Stated exercise
Within the data that follows, how many lines carry the string "pass"? Give the number alone.

Recorded data
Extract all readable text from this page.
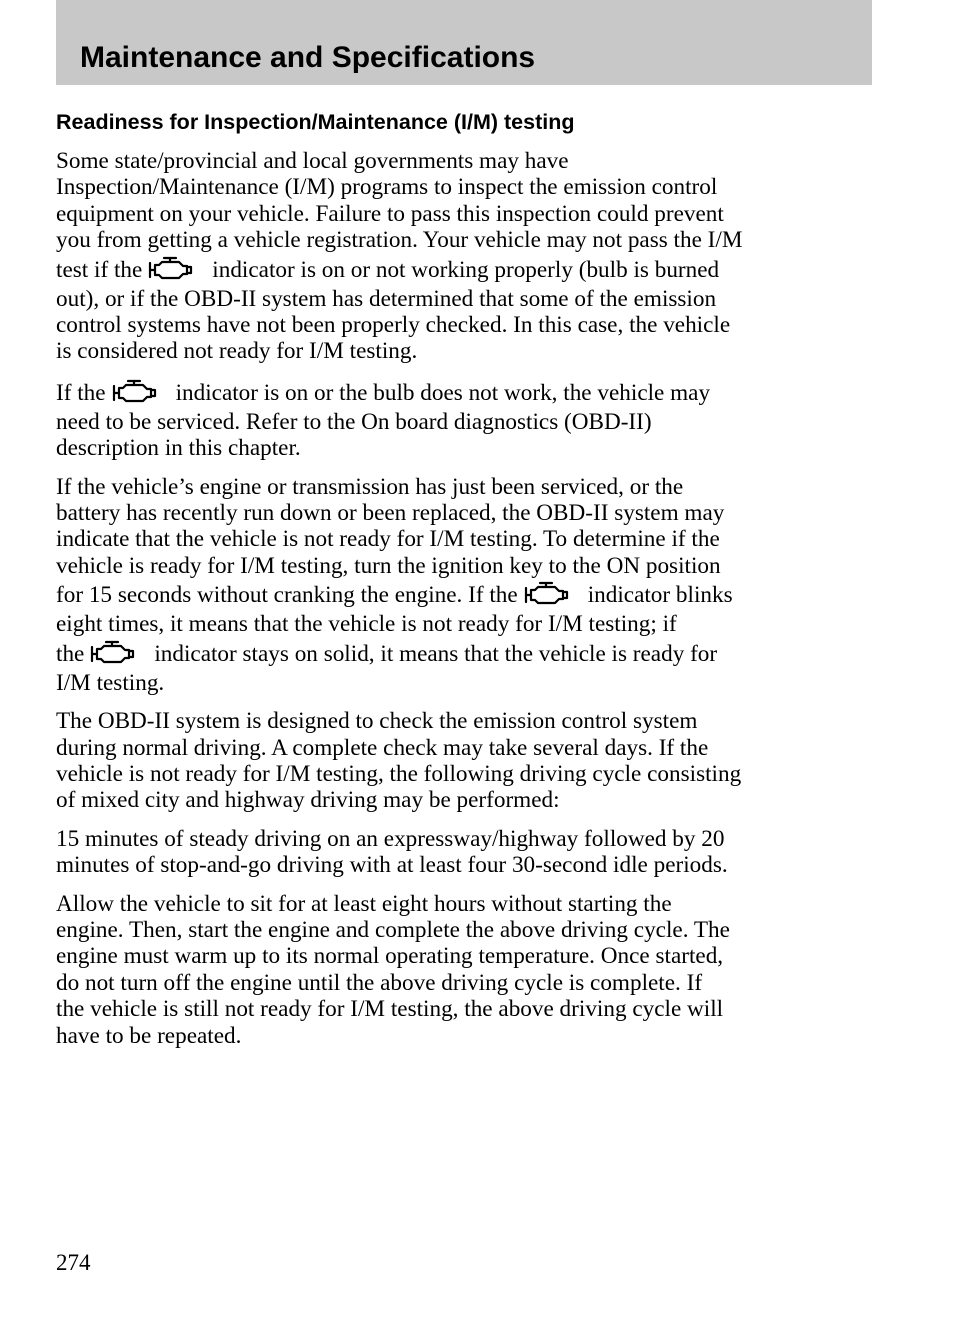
Maintenance and Specifications
Readiness for Inspection/Maintenance (I/M) testing

Some state/provincial and local governments may have
Inspection/Maintenance (I/M) programs to inspect the emission control
equipment on your vehicle. Failure to pass this inspection could prevent
you from getting a vehicle registration. Your vehicle may not pass the I/M
test if the	indicator is on or not working properly (bulb is burned
out), or if the OBD-II system has determined that some of the emission
control systems have not been properly checked. In this case, the vehicle
is considered not ready for I/M testing.

If the	indicator is on or the bulb does not work, the vehicle may
need to be serviced. Refer to the On board diagnostics (OBD-II)
description in this chapter.

If the vehicle’s engine or transmission has just been serviced, or the
battery has recently run down or been replaced, the OBD-II system may
indicate that the vehicle is not ready for I/M testing. To determine if the
vehicle is ready for I/M testing, turn the ignition key to the ON position
for 15 seconds without cranking the engine. If the	indicator blinks
eight times, it means that the vehicle is not ready for I/M testing; if
the	indicator stays on solid, it means that the vehicle is ready for
I/M testing.

The OBD-II system is designed to check the emission control system
during normal driving. A complete check may take several days. If the
vehicle is not ready for I/M testing, the following driving cycle consisting
of mixed city and highway driving may be performed:

15 minutes of steady driving on an expressway/highway followed by 20
minutes of stop-and-go driving with at least four 30-second idle periods.

Allow the vehicle to sit for at least eight hours without starting the
engine. Then, start the engine and complete the above driving cycle. The
engine must warm up to its normal operating temperature. Once started,
do not turn off the engine until the above driving cycle is complete. If
the vehicle is still not ready for I/M testing, the above driving cycle will
have to be repeated.

274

Result
2